• WHAT IS NEEDED
Your task is to copy every line of this material exactly.

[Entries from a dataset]
>> START

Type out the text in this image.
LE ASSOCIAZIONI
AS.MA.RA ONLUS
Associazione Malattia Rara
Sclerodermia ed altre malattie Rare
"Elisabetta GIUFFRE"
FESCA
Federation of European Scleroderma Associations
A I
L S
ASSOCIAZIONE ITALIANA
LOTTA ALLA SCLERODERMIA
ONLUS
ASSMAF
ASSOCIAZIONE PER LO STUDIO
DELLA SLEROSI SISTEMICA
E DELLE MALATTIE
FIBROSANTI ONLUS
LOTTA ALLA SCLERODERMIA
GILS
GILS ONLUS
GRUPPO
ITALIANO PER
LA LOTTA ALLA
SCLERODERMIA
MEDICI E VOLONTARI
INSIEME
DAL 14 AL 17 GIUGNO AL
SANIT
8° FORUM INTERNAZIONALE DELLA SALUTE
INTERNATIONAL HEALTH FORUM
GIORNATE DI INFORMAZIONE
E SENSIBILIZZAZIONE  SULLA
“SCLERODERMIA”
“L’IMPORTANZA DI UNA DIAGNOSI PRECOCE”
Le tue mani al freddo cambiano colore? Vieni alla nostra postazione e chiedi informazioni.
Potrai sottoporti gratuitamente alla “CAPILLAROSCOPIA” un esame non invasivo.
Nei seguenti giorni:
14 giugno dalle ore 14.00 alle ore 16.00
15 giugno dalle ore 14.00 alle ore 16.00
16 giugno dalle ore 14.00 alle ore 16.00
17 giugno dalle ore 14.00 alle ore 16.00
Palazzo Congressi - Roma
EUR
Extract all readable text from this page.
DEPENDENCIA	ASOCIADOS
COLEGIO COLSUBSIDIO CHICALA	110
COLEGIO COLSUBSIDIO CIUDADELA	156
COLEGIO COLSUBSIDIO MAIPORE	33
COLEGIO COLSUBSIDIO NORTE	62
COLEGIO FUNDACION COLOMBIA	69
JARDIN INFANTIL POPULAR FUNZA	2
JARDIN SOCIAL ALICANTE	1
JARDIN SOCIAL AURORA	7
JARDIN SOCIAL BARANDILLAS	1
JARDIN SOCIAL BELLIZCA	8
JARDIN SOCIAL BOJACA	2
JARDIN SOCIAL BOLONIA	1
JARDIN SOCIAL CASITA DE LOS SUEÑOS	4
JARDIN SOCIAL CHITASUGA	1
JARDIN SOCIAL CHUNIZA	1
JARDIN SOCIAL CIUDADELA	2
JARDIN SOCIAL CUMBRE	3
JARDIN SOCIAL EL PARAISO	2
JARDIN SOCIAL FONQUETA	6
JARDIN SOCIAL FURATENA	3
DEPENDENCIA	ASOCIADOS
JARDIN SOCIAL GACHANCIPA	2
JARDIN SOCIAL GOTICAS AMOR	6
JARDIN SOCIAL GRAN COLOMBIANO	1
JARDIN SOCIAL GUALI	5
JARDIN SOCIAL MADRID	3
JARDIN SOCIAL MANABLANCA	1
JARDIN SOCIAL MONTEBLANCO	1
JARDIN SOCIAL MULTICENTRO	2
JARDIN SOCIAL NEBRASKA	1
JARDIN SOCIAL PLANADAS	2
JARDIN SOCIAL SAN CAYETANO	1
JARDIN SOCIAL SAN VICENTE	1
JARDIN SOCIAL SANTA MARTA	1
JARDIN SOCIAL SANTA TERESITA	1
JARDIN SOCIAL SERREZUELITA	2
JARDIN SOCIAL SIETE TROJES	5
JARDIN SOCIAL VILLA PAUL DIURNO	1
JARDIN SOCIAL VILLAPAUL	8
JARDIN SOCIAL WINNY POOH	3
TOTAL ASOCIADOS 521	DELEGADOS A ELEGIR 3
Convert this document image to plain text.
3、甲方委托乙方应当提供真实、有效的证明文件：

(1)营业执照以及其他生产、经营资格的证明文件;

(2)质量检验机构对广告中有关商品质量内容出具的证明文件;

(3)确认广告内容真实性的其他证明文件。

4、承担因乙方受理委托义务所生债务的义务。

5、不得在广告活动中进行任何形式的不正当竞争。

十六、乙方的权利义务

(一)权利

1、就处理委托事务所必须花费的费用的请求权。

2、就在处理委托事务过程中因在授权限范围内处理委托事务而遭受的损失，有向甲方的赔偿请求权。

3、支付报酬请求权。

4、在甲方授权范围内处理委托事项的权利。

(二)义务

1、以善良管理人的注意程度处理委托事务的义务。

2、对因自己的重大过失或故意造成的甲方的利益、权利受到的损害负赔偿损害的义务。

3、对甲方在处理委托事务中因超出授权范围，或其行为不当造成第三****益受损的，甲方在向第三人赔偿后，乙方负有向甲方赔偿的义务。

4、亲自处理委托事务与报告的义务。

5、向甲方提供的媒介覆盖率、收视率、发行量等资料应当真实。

>> END

• TASK SOLUTION
Type out the text in this image.
LE ASSOCIAZIONI
AS.MA.RA ONLUS
Associazione Malattia Rara
Sclerodermia ed altre malattie Rare
"Elisabetta GIUFFRE"
FESCA
Federation of European Scleroderma Associations
A I
L S
ASSOCIAZIONE ITALIANA
LOTTA ALLA SCLERODERMIA
ONLUS
ASSMAF
ASSOCIAZIONE PER LO STUDIO
DELLA SLEROSI SISTEMICA
E DELLE MALATTIE
FIBROSANTI ONLUS
LOTTA ALLA SCLERODERMIA
GILS
GILS ONLUS
GRUPPO
ITALIANO PER
LA LOTTA ALLA
SCLERODERMIA
MEDICI E VOLONTARI
INSIEME
DAL 14 AL 17 GIUGNO AL
SANIT
8° FORUM INTERNAZIONALE DELLA SALUTE
INTERNATIONAL HEALTH FORUM
GIORNATE DI INFORMAZIONE
E SENSIBILIZZAZIONE  SULLA
“SCLERODERMIA”
“L’IMPORTANZA DI UNA DIAGNOSI PRECOCE”
Le tue mani al freddo cambiano colore? Vieni alla nostra postazione e chiedi informazioni.
Potrai sottoporti gratuitamente alla “CAPILLAROSCOPIA” un esame non invasivo.
Nei seguenti giorni:
14 giugno dalle ore 14.00 alle ore 16.00
15 giugno dalle ore 14.00 alle ore 16.00
16 giugno dalle ore 14.00 alle ore 16.00
17 giugno dalle ore 14.00 alle ore 16.00
Palazzo Congressi - Roma
EUR
Extract all readable text from this page.
DEPENDENCIA	ASOCIADOS
COLEGIO COLSUBSIDIO CHICALA	110
COLEGIO COLSUBSIDIO CIUDADELA	156
COLEGIO COLSUBSIDIO MAIPORE	33
COLEGIO COLSUBSIDIO NORTE	62
COLEGIO FUNDACION COLOMBIA	69
JARDIN INFANTIL POPULAR FUNZA	2
JARDIN SOCIAL ALICANTE	1
JARDIN SOCIAL AURORA	7
JARDIN SOCIAL BARANDILLAS	1
JARDIN SOCIAL BELLIZCA	8
JARDIN SOCIAL BOJACA	2
JARDIN SOCIAL BOLONIA	1
JARDIN SOCIAL CASITA DE LOS SUEÑOS	4
JARDIN SOCIAL CHITASUGA	1
JARDIN SOCIAL CHUNIZA	1
JARDIN SOCIAL CIUDADELA	2
JARDIN SOCIAL CUMBRE	3
JARDIN SOCIAL EL PARAISO	2
JARDIN SOCIAL FONQUETA	6
JARDIN SOCIAL FURATENA	3
DEPENDENCIA	ASOCIADOS
JARDIN SOCIAL GACHANCIPA	2
JARDIN SOCIAL GOTICAS AMOR	6
JARDIN SOCIAL GRAN COLOMBIANO	1
JARDIN SOCIAL GUALI	5
JARDIN SOCIAL MADRID	3
JARDIN SOCIAL MANABLANCA	1
JARDIN SOCIAL MONTEBLANCO	1
JARDIN SOCIAL MULTICENTRO	2
JARDIN SOCIAL NEBRASKA	1
JARDIN SOCIAL PLANADAS	2
JARDIN SOCIAL SAN CAYETANO	1
JARDIN SOCIAL SAN VICENTE	1
JARDIN SOCIAL SANTA MARTA	1
JARDIN SOCIAL SANTA TERESITA	1
JARDIN SOCIAL SERREZUELITA	2
JARDIN SOCIAL SIETE TROJES	5
JARDIN SOCIAL VILLA PAUL DIURNO	1
JARDIN SOCIAL VILLAPAUL	8
JARDIN SOCIAL WINNY POOH	3
TOTAL ASOCIADOS 521	DELEGADOS A ELEGIR 3
Convert this document image to plain text.
3、甲方委托乙方应当提供真实、有效的证明文件：

(1)营业执照以及其他生产、经营资格的证明文件;

(2)质量检验机构对广告中有关商品质量内容出具的证明文件;

(3)确认广告内容真实性的其他证明文件。

4、承担因乙方受理委托义务所生债务的义务。

5、不得在广告活动中进行任何形式的不正当竞争。

十六、乙方的权利义务

(一)权利

1、就处理委托事务所必须花费的费用的请求权。

2、就在处理委托事务过程中因在授权限范围内处理委托事务而遭受的损失，有向甲方的赔偿请求权。

3、支付报酬请求权。

4、在甲方授权范围内处理委托事项的权利。

(二)义务

1、以善良管理人的注意程度处理委托事务的义务。

2、对因自己的重大过失或故意造成的甲方的利益、权利受到的损害负赔偿损害的义务。

3、对甲方在处理委托事务中因超出授权范围，或其行为不当造成第三****益受损的，甲方在向第三人赔偿后，乙方负有向甲方赔偿的义务。

4、亲自处理委托事务与报告的义务。

5、向甲方提供的媒介覆盖率、收视率、发行量等资料应当真实。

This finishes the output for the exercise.